Task statement
Output the entries below exactly as written, omitting pictures.

Dataset excerpts:
..........
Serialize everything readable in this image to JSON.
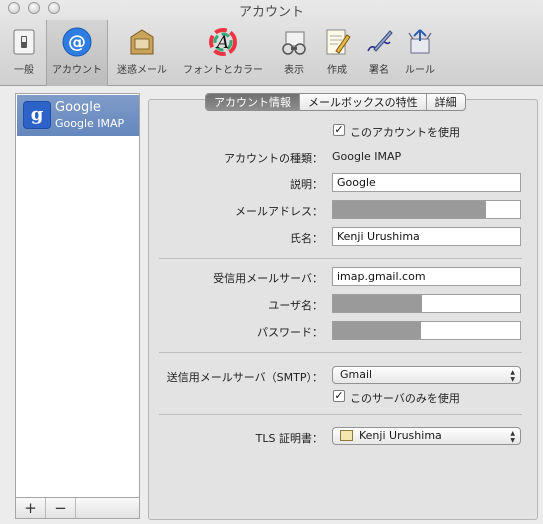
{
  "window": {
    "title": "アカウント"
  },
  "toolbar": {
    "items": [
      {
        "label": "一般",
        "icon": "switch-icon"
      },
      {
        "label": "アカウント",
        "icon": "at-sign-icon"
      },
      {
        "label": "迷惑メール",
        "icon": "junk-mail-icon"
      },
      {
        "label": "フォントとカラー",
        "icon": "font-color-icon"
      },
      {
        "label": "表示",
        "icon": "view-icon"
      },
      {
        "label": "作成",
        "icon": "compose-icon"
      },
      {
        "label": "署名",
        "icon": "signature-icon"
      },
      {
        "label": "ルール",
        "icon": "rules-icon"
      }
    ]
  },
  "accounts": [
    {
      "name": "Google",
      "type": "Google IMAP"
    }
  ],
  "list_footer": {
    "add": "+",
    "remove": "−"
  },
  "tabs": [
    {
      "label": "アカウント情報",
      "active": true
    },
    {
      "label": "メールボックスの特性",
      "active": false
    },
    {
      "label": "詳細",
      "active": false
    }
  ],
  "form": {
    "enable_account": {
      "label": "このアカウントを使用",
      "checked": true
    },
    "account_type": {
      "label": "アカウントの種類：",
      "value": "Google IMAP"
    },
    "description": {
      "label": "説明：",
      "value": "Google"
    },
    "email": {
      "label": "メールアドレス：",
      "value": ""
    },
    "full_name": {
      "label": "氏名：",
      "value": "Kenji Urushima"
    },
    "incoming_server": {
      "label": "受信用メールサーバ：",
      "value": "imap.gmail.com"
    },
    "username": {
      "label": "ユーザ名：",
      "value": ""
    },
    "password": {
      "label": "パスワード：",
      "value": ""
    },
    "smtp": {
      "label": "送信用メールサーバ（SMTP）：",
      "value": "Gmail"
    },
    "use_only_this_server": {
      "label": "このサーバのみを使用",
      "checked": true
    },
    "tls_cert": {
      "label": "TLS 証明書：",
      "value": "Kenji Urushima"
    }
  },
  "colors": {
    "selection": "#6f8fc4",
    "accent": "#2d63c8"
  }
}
..........
Reply to the task
Serialize everything readable in this image to JSON.
{
  "window": {
    "title": "アカウント"
  },
  "toolbar": {
    "items": [
      {
        "label": "一般",
        "icon": "switch-icon"
      },
      {
        "label": "アカウント",
        "icon": "at-sign-icon"
      },
      {
        "label": "迷惑メール",
        "icon": "junk-mail-icon"
      },
      {
        "label": "フォントとカラー",
        "icon": "font-color-icon"
      },
      {
        "label": "表示",
        "icon": "view-icon"
      },
      {
        "label": "作成",
        "icon": "compose-icon"
      },
      {
        "label": "署名",
        "icon": "signature-icon"
      },
      {
        "label": "ルール",
        "icon": "rules-icon"
      }
    ]
  },
  "accounts": [
    {
      "name": "Google",
      "type": "Google IMAP"
    }
  ],
  "list_footer": {
    "add": "+",
    "remove": "−"
  },
  "tabs": [
    {
      "label": "アカウント情報",
      "active": true
    },
    {
      "label": "メールボックスの特性",
      "active": false
    },
    {
      "label": "詳細",
      "active": false
    }
  ],
  "form": {
    "enable_account": {
      "label": "このアカウントを使用",
      "checked": true
    },
    "account_type": {
      "label": "アカウントの種類：",
      "value": "Google IMAP"
    },
    "description": {
      "label": "説明：",
      "value": "Google"
    },
    "email": {
      "label": "メールアドレス：",
      "value": ""
    },
    "full_name": {
      "label": "氏名：",
      "value": "Kenji Urushima"
    },
    "incoming_server": {
      "label": "受信用メールサーバ：",
      "value": "imap.gmail.com"
    },
    "username": {
      "label": "ユーザ名：",
      "value": ""
    },
    "password": {
      "label": "パスワード：",
      "value": ""
    },
    "smtp": {
      "label": "送信用メールサーバ（SMTP）：",
      "value": "Gmail"
    },
    "use_only_this_server": {
      "label": "このサーバのみを使用",
      "checked": true
    },
    "tls_cert": {
      "label": "TLS 証明書：",
      "value": "Kenji Urushima"
    }
  },
  "colors": {
    "selection": "#6f8fc4",
    "accent": "#2d63c8"
  }
}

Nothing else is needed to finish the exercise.